Dopo un salto temporale di ben sei mesi ritroviamo Amani come membro a pieno titolo della rivolta capeggiata dal cosiddetto Prinicipe Ribelle Ahmed contro lo strapotere del Sultano. Una serie di circostanze porta però la ragazza proprio all'interno dell'harem del sovrano, dal quale tenta di lavorare come spia a favore dei ribelli. Questa missione le permette di ritrovare alcune vecchie conoscenze e di scoprire quali siano i progetti del loro antagonista sul lungo periodo.
A fare da intercalare tra un'avventura e l'altra troviamo dei racconti folkloristici che -sebbene didascalici- risultano molto piacevoli ed in linea con il contesto scelto. Un altro elemento a favore del romanzo che però avrei voluto venisse trattato in maniera meno superficiale è quello delle tematiche; in primis, la violenza domestica e di genere: un po' di sottigliezza avrebbe giovato alla godibilità del contenuto, ma trovo comunque positivo impegnarsi per introdurre un pubblico giovane a determinati argomenti.

◆ Elenco voci:
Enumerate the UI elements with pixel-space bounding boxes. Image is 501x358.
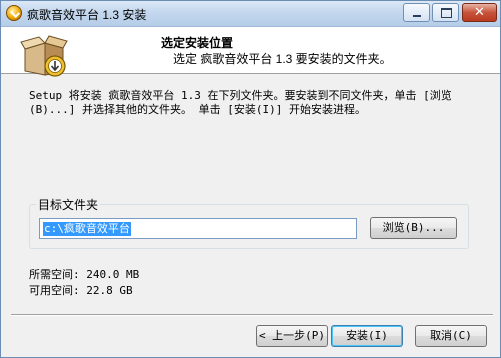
maximize-button[interactable] — [432, 3, 459, 22]
installer-box-icon — [20, 35, 68, 77]
instructions-line-2: (B)...] 并选择其他的文件夹。 单击 [安装(I)] 开始安装进程。 — [29, 103, 366, 116]
page-title: 选定安装位置 — [161, 36, 234, 50]
header-panel: 选定安装位置 选定 疯歌音效平台 1.3 要安装的文件夹。 — [1, 27, 500, 77]
window-title: 疯歌音效平台 1.3 安装 — [27, 8, 147, 22]
page-subtitle: 选定 疯歌音效平台 1.3 要安装的文件夹。 — [173, 52, 392, 66]
close-button[interactable]: ✕ — [462, 3, 497, 22]
footer-divider — [11, 314, 493, 316]
install-path-input[interactable]: c:\疯歌音效平台 — [39, 218, 357, 239]
required-space-text: 所需空间: 240.0 MB — [29, 268, 140, 281]
instructions-line-1: Setup 将安装 疯歌音效平台 1.3 在下列文件夹。要安装到不同文件夹，单击… — [29, 89, 452, 102]
app-icon — [6, 5, 22, 21]
installer-window: 疯歌音效平台 1.3 安装 ✕ 选定安装位置 选定 疯歌音效平台 1.3 要安装… — [0, 0, 501, 358]
cancel-button[interactable]: 取消(C) — [415, 325, 487, 347]
title-bar[interactable]: 疯歌音效平台 1.3 安装 ✕ — [1, 1, 500, 27]
back-button[interactable]: < 上一步(P) — [256, 325, 328, 347]
install-button[interactable]: 安装(I) — [331, 325, 403, 347]
close-icon: ✕ — [474, 5, 485, 20]
minimize-button[interactable] — [403, 3, 430, 22]
available-space-text: 可用空间: 22.8 GB — [29, 284, 133, 297]
instructions-text: Setup 将安装 疯歌音效平台 1.3 在下列文件夹。要安装到不同文件夹，单击… — [29, 89, 489, 117]
install-path-value: c:\疯歌音效平台 — [43, 222, 131, 236]
target-folder-label: 目标文件夹 — [36, 196, 101, 213]
browse-button[interactable]: 浏览(B)... — [370, 217, 457, 239]
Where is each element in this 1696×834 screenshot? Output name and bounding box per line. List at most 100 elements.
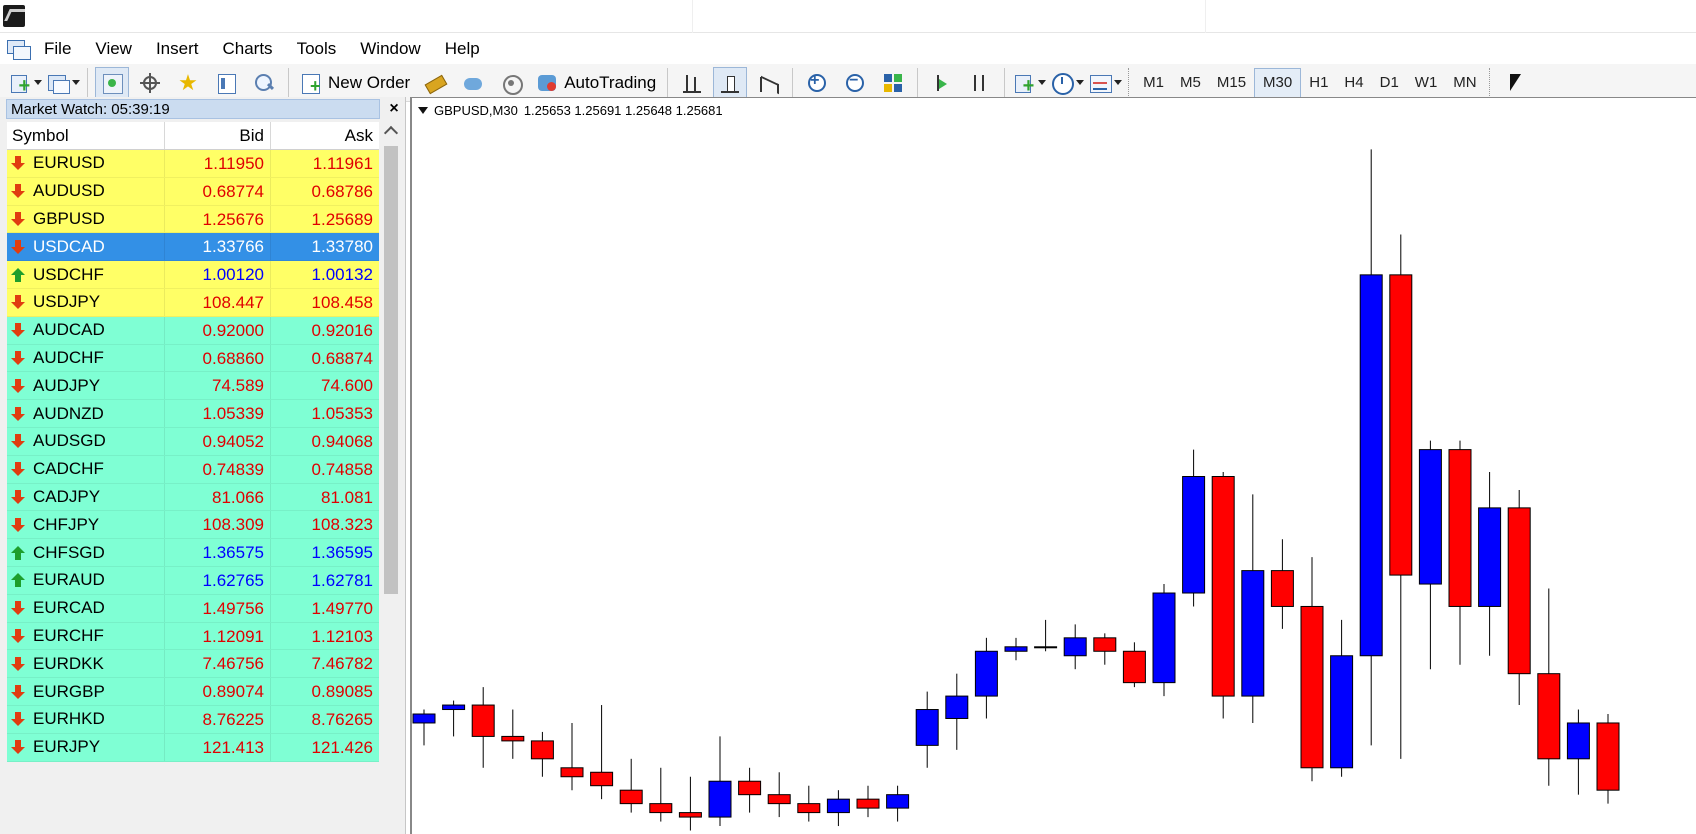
line-chart-button[interactable] [751,67,785,99]
timeframe-m5[interactable]: M5 [1172,68,1209,98]
new-chart-button[interactable] [8,67,42,99]
cursor-button[interactable] [1498,67,1532,99]
close-icon[interactable]: × [386,100,402,118]
chart-shift-button[interactable] [925,67,959,99]
navigator-button[interactable]: ★ [171,67,205,99]
candle [1330,619,1354,777]
market-watch-row-audchf[interactable]: AUDCHF 0.68860 0.68874 [7,344,379,373]
market-watch-row-audusd[interactable]: AUDUSD 0.68774 0.68786 [7,177,379,206]
symbol-cell: EURCAD [7,594,165,622]
market-watch-row-audsgd[interactable]: AUDSGD 0.94052 0.94068 [7,427,379,456]
chart-menu-triangle-icon[interactable] [418,107,428,114]
menu-view[interactable]: View [83,34,144,64]
candle-body-bull [1478,507,1502,607]
timeframe-m30[interactable]: M30 [1254,67,1302,98]
chevron-down-icon[interactable] [1075,80,1084,85]
market-watch-row-eurhkd[interactable]: EURHKD 8.76225 8.76265 [7,705,379,734]
market-watch-row-eurusd[interactable]: EURUSD 1.11950 1.11961 [7,150,379,178]
toolbar-grip[interactable] [1488,67,1492,98]
candle-body-bear [530,740,554,760]
market-watch-row-gbpusd[interactable]: GBPUSD 1.25676 1.25689 [7,205,379,234]
timeframe-m1[interactable]: M1 [1135,68,1172,98]
ask-cell: 0.68786 [311,181,373,201]
menu-charts[interactable]: Charts [210,34,284,64]
candle [649,767,673,822]
vps-button[interactable] [456,67,490,99]
timeframe-w1[interactable]: W1 [1407,68,1446,98]
menu-file[interactable]: File [32,34,83,64]
chevron-down-icon[interactable] [1113,80,1122,85]
market-watch-row-eurdkk[interactable]: EURDKK 7.46756 7.46782 [7,650,379,679]
menu-tools[interactable]: Tools [285,34,349,64]
timeframe-m15[interactable]: M15 [1209,68,1254,98]
market-watch-row-usdcad[interactable]: USDCAD 1.33766 1.33780 [7,233,379,262]
market-watch-row-eurchf[interactable]: EURCHF 1.12091 1.12103 [7,622,379,651]
candle [1241,494,1265,723]
chevron-down-icon[interactable] [33,80,42,85]
strategy-tester-button[interactable] [247,67,281,99]
timeframe-d1[interactable]: D1 [1372,68,1407,98]
candle [590,705,614,800]
templates-button[interactable] [1088,67,1122,99]
ask-cell: 1.33780 [311,237,373,257]
column-header-symbol[interactable]: Symbol [7,122,165,149]
toolbar-separator [667,67,669,98]
candle-body-bull [1152,592,1176,684]
menu-help[interactable]: Help [433,34,492,64]
candle-body-bear [738,780,762,796]
candlesticks-button[interactable] [713,66,748,99]
market-watch-row-cadjpy[interactable]: CADJPY 81.066 81.081 [7,483,379,512]
chevron-down-icon[interactable] [71,80,80,85]
chevron-up-icon[interactable] [383,125,399,141]
column-header-bid[interactable]: Bid [165,122,271,149]
market-watch-row-eurjpy[interactable]: EURJPY 121.413 121.426 [7,733,379,762]
signals-button[interactable] [494,67,528,99]
auto-scroll-button[interactable] [963,67,997,99]
candle [1359,149,1383,746]
market-watch-row-eurgbp[interactable]: EURGBP 0.89074 0.89085 [7,678,379,706]
profiles-button[interactable] [46,67,80,99]
market-watch-row-usdchf[interactable]: USDCHF 1.00120 1.00132 [7,261,379,289]
market-watch-toggle-button[interactable] [95,66,129,99]
symbol-name: EURCHF [33,625,104,645]
timeframe-mn[interactable]: MN [1445,68,1484,98]
candle-body-bear [649,803,673,814]
arrow-down-icon [11,211,25,226]
chart-window[interactable]: GBPUSD,M30 1.25653 1.25691 1.25648 1.256… [410,97,1696,834]
timeframe-h1[interactable]: H1 [1301,68,1336,98]
new-order-button[interactable]: New Order [296,67,414,99]
candle-body-bull [1182,476,1206,594]
market-watch-row-usdjpy[interactable]: USDJPY 108.447 108.458 [7,288,379,317]
market-watch-row-euraud[interactable]: EURAUD 1.62765 1.62781 [7,566,379,595]
terminal-button[interactable] [209,67,243,99]
metaeditor-button[interactable] [418,67,452,99]
market-watch-scrollbar[interactable] [381,122,401,834]
data-window-button[interactable] [133,67,167,99]
tile-windows-button[interactable] [876,67,910,99]
toolbar-grip[interactable] [1128,67,1131,98]
zoom-out-button[interactable] [838,67,872,99]
zoom-in-button[interactable] [800,67,834,99]
market-watch-row-audjpy[interactable]: AUDJPY 74.589 74.600 [7,372,379,401]
menu-window[interactable]: Window [348,34,432,64]
candle-body-bear [797,803,821,814]
market-watch-row-audcad[interactable]: AUDCAD 0.92000 0.92016 [7,316,379,345]
market-watch-row-cadchf[interactable]: CADCHF 0.74839 0.74858 [7,455,379,484]
autotrading-button[interactable]: AutoTrading [532,67,660,99]
column-header-ask[interactable]: Ask [271,122,379,149]
market-watch-row-chfsgd[interactable]: CHFSGD 1.36575 1.36595 [7,539,379,567]
timeframe-h4[interactable]: H4 [1336,68,1371,98]
indicators-button[interactable] [1012,67,1046,99]
market-watch-row-chfjpy[interactable]: CHFJPY 108.309 108.323 [7,511,379,540]
window-system-menu-icon[interactable] [4,37,32,61]
bar-chart-button[interactable] [675,67,709,99]
symbol-name: CHFSGD [33,542,105,562]
chevron-down-icon[interactable] [1037,80,1046,85]
market-watch-row-audnzd[interactable]: AUDNZD 1.05339 1.05353 [7,400,379,428]
scrollbar-thumb[interactable] [384,146,398,594]
market-watch-row-eurcad[interactable]: EURCAD 1.49756 1.49770 [7,594,379,623]
arrow-down-icon [11,489,25,504]
menu-insert[interactable]: Insert [144,34,211,64]
periods-button[interactable] [1050,67,1084,99]
candlestick-chart[interactable] [412,98,1696,834]
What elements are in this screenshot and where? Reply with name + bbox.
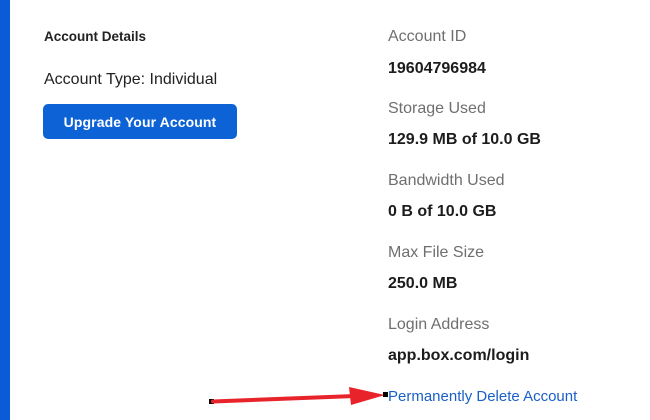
- storage-used-label: Storage Used: [388, 100, 486, 117]
- max-file-size-label: Max File Size: [388, 244, 485, 261]
- bandwidth-used-label: Bandwidth Used: [388, 172, 505, 189]
- max-file-size-value: 250.0 MB: [388, 275, 458, 292]
- account-type-text: Account Type: Individual: [44, 71, 218, 88]
- upgrade-account-button[interactable]: Upgrade Your Account: [43, 104, 237, 139]
- account-details-heading: Account Details: [44, 29, 147, 44]
- red-arrow-icon: [209, 387, 388, 405]
- permanently-delete-account-link[interactable]: Permanently Delete Account: [388, 388, 577, 405]
- account-id-value: 19604796984: [388, 60, 486, 77]
- storage-used-value: 129.9 MB of 10.0 GB: [388, 131, 541, 148]
- login-address-value: app.box.com/login: [388, 347, 530, 364]
- login-address-label: Login Address: [388, 316, 490, 333]
- left-accent-bar: [0, 0, 10, 420]
- bandwidth-used-value: 0 B of 10.0 GB: [388, 203, 497, 220]
- account-id-label: Account ID: [388, 28, 467, 45]
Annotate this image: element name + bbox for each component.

◆ Esercizio: Per favore, ricopia dalla recensione il passo compreso tra "Dopo un salto" e "sul lungo periodo.", estremi inclusi.

◆ Risultato esercizio:
Dopo un salto temporale di ben sei mesi ritroviamo Amani come membro a pieno titolo della rivolta capeggiata dal cosiddetto Prinicipe Ribelle Ahmed contro lo strapotere del Sultano. Una serie di circostanze porta però la ragazza proprio all'interno dell'harem del sovrano, dal quale tenta di lavorare come spia a favore dei ribelli. Questa missione le permette di ritrovare alcune vecchie conoscenze e di scoprire quali siano i progetti del loro antagonista sul lungo periodo.